#### Instructions to follow:
Find the lines below that contain the string "grid". Copy each one.

#### Records for processing:
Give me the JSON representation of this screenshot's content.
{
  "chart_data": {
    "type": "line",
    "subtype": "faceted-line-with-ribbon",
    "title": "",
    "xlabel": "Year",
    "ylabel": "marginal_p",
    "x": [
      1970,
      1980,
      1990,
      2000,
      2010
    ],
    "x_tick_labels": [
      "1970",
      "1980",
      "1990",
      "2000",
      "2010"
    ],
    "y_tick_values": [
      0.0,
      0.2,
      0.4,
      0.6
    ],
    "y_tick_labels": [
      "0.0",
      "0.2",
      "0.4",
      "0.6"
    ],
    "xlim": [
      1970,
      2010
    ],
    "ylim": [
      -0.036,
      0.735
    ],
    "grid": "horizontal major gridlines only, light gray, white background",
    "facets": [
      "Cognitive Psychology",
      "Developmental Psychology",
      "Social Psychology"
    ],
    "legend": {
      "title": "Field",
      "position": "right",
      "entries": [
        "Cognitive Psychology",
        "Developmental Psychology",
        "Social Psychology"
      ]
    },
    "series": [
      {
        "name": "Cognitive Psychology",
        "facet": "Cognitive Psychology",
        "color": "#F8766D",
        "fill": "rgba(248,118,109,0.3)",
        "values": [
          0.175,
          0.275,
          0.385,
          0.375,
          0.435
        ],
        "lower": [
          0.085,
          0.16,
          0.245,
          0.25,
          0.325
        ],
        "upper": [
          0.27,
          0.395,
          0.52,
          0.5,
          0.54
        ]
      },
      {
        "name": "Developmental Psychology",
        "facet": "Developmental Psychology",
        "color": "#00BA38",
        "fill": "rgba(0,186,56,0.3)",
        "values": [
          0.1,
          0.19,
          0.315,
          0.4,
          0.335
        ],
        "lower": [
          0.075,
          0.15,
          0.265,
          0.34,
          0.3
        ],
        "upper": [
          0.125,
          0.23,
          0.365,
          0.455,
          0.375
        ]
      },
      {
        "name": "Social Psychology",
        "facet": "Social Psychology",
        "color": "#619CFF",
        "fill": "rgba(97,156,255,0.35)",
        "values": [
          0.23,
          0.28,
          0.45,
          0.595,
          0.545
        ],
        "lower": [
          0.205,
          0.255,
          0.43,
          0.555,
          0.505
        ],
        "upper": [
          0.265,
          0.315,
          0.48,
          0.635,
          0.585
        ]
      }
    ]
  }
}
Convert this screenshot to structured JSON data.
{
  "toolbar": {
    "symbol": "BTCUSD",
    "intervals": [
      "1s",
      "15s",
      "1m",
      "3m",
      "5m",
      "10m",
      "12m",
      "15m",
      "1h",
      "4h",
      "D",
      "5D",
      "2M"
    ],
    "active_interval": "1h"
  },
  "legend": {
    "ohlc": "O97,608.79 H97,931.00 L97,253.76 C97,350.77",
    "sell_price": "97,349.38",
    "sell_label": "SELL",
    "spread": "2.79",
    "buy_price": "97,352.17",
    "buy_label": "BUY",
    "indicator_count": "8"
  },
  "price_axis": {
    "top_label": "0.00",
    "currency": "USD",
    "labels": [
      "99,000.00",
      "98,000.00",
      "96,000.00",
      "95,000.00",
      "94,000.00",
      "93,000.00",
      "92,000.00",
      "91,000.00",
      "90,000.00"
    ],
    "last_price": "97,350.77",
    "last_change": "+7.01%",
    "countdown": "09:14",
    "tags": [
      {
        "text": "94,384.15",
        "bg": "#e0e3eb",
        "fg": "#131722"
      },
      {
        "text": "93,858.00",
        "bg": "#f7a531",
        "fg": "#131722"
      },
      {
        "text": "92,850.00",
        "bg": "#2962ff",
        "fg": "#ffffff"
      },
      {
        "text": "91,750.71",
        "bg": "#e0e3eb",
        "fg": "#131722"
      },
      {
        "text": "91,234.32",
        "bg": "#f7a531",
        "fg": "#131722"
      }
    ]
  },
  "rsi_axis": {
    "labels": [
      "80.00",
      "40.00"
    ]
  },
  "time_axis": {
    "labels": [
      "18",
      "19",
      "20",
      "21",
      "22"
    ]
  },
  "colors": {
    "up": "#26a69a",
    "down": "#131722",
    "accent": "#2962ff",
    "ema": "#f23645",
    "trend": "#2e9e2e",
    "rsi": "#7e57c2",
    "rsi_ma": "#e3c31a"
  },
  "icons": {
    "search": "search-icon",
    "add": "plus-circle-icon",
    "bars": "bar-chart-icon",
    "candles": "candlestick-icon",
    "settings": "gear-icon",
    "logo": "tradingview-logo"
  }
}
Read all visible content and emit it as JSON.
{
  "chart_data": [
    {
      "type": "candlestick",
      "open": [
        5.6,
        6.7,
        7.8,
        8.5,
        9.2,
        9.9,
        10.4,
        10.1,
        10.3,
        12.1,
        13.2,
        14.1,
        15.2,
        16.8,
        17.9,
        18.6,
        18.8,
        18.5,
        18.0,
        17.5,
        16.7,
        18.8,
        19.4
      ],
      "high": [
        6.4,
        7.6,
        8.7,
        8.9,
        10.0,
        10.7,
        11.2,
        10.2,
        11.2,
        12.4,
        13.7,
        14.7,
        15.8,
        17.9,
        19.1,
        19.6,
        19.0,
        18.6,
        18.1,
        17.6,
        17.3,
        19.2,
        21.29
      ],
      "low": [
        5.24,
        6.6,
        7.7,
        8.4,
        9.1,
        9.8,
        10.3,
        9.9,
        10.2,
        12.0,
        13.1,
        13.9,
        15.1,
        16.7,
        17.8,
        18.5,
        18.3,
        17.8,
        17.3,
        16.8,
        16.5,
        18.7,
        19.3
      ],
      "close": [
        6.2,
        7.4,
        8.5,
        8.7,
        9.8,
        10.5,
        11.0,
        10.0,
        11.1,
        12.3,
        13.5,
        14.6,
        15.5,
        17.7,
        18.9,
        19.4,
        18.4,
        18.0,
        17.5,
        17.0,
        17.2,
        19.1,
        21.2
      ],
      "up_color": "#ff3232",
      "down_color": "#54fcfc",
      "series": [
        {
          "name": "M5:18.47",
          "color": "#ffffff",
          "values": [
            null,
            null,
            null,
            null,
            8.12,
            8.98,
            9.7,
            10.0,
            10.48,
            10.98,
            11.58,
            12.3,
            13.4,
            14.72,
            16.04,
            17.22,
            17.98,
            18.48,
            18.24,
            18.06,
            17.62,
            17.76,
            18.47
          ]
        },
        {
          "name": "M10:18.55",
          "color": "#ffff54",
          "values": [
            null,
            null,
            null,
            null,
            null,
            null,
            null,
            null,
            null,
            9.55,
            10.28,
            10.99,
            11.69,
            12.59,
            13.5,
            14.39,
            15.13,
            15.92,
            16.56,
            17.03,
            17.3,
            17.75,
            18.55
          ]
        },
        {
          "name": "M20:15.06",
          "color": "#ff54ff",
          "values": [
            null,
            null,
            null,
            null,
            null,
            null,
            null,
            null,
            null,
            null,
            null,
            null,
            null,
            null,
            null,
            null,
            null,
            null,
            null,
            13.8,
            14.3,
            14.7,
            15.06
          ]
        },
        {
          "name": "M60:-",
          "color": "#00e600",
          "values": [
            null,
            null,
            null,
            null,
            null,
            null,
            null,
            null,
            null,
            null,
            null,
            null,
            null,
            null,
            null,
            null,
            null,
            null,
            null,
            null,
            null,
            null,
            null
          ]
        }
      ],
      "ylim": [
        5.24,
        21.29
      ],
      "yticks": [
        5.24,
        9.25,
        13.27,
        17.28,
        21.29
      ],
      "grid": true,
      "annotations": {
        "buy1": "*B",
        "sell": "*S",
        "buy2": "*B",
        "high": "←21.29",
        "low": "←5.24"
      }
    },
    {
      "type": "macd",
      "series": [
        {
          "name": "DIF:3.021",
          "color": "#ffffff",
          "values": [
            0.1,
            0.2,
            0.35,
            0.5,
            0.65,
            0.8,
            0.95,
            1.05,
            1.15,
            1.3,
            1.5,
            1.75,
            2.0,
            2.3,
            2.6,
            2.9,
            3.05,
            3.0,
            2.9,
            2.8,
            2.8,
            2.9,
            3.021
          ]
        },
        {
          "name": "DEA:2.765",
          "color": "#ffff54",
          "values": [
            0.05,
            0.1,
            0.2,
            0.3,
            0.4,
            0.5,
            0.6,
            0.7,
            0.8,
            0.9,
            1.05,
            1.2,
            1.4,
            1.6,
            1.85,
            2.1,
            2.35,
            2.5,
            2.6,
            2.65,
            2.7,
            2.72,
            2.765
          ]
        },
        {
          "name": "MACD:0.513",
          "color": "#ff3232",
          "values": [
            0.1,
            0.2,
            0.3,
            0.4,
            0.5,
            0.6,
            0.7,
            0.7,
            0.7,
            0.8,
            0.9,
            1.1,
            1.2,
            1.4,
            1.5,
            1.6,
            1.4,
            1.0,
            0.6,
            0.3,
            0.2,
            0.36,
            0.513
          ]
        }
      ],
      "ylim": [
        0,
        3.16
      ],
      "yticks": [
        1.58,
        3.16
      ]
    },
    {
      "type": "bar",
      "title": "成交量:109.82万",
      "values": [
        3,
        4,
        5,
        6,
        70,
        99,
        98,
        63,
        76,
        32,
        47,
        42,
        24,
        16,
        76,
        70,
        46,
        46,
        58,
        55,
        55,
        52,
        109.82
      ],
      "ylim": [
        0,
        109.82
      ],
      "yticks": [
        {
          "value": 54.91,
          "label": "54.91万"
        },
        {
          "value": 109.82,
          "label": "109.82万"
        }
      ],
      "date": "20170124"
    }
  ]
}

#### The reply:
    "grid": "horizontal major gridlines only, light gray, white background",
      "grid": true,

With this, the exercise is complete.